Copy all lines below containing "title".

Records provided:
==========
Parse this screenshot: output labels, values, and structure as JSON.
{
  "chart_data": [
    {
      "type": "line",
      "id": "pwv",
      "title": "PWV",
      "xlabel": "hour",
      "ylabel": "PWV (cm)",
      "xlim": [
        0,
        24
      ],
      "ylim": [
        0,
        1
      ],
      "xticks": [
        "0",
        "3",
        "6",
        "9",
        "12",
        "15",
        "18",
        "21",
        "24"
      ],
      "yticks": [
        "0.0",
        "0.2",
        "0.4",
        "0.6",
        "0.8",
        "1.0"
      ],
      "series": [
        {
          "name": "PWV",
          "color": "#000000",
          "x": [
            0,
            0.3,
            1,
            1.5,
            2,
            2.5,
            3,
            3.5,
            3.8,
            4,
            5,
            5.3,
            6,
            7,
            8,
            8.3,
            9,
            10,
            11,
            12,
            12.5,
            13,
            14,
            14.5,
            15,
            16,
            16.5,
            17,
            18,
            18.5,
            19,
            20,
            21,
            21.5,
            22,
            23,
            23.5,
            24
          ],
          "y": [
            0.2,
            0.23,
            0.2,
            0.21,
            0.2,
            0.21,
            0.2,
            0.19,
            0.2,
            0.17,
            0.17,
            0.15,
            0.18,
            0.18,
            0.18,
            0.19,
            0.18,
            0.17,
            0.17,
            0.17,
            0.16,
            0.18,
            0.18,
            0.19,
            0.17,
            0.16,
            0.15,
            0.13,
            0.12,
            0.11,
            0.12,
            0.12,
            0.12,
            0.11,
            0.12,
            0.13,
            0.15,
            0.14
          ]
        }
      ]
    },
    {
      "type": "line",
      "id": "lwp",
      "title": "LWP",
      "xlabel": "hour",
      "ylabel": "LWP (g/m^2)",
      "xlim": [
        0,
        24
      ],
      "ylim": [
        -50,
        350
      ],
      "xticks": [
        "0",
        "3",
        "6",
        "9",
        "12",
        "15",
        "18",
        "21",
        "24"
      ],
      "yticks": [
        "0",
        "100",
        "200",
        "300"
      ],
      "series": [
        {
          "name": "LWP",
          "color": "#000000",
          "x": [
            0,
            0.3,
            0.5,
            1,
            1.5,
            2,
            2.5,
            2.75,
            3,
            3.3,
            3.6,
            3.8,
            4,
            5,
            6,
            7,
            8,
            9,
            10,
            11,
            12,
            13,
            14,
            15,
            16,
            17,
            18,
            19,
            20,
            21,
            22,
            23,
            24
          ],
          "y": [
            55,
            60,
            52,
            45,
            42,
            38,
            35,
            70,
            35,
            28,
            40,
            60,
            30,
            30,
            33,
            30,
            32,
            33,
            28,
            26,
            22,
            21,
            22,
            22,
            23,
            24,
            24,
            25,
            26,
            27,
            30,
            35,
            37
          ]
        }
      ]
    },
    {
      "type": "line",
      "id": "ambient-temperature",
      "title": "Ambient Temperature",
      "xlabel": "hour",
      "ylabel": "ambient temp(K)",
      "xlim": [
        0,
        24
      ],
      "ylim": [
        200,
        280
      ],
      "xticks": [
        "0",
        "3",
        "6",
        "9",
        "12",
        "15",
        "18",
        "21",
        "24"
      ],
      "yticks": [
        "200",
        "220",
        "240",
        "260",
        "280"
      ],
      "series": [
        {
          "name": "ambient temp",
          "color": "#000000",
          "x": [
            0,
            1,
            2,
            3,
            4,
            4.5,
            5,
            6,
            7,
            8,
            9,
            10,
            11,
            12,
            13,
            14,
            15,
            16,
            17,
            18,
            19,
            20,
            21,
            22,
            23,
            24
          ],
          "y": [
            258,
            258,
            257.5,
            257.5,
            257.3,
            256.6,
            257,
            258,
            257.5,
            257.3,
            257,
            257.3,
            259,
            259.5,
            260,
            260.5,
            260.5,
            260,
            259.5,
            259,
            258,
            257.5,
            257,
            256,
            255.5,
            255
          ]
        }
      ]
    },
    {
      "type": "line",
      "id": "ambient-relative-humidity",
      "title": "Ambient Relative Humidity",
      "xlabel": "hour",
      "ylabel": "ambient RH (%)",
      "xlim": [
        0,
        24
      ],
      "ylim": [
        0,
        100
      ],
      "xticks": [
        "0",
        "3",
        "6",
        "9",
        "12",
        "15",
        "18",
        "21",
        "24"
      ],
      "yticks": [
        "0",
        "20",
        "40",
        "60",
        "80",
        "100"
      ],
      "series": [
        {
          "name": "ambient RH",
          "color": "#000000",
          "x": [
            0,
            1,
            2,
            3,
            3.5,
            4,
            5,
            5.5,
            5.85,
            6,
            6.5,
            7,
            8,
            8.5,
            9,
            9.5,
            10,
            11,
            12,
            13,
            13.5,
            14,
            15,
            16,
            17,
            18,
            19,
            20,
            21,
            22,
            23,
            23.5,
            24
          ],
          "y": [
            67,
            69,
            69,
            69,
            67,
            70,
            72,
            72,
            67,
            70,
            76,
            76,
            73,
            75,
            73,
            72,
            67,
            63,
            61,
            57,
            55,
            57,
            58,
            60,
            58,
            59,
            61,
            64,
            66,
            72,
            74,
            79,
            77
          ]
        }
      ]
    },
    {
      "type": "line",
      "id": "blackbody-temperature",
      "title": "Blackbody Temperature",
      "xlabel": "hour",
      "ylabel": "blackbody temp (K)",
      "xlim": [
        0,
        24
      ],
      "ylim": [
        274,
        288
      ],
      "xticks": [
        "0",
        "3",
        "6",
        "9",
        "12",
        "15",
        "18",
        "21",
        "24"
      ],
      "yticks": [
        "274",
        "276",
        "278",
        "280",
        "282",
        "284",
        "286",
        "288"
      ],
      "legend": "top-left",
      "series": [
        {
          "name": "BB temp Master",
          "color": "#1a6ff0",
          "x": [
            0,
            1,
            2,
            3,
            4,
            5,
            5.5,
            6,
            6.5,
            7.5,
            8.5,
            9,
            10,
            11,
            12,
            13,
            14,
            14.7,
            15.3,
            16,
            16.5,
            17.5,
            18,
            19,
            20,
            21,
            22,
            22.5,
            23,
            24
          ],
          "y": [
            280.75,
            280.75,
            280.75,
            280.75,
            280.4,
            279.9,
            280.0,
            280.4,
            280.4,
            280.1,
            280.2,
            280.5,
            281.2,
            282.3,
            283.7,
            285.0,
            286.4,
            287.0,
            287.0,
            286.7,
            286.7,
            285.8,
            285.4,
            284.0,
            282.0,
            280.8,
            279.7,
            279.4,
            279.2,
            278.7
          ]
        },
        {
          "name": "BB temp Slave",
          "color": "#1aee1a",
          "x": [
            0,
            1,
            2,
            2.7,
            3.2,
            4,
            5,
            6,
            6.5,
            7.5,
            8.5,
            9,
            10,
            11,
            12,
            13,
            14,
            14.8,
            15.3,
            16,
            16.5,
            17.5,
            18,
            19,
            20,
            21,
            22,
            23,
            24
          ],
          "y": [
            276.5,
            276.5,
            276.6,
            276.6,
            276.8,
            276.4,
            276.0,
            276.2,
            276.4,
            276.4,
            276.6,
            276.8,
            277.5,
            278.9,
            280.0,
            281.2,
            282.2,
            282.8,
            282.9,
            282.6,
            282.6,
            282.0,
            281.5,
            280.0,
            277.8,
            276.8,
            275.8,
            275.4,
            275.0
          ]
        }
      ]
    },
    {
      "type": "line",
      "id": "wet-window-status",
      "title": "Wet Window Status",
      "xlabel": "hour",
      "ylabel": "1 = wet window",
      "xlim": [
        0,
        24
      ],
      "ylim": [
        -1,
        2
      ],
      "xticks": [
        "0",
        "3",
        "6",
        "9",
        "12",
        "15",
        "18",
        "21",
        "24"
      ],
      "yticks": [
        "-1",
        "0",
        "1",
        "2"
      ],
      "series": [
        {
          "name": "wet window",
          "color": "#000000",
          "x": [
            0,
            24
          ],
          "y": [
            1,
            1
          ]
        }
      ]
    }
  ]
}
==========
Output below:
      "title": "PWV",
      "title": "LWP",
      "title": "Ambient Temperature",
      "title": "Ambient Relative Humidity",
      "title": "Blackbody Temperature",
      "title": "Wet Window Status",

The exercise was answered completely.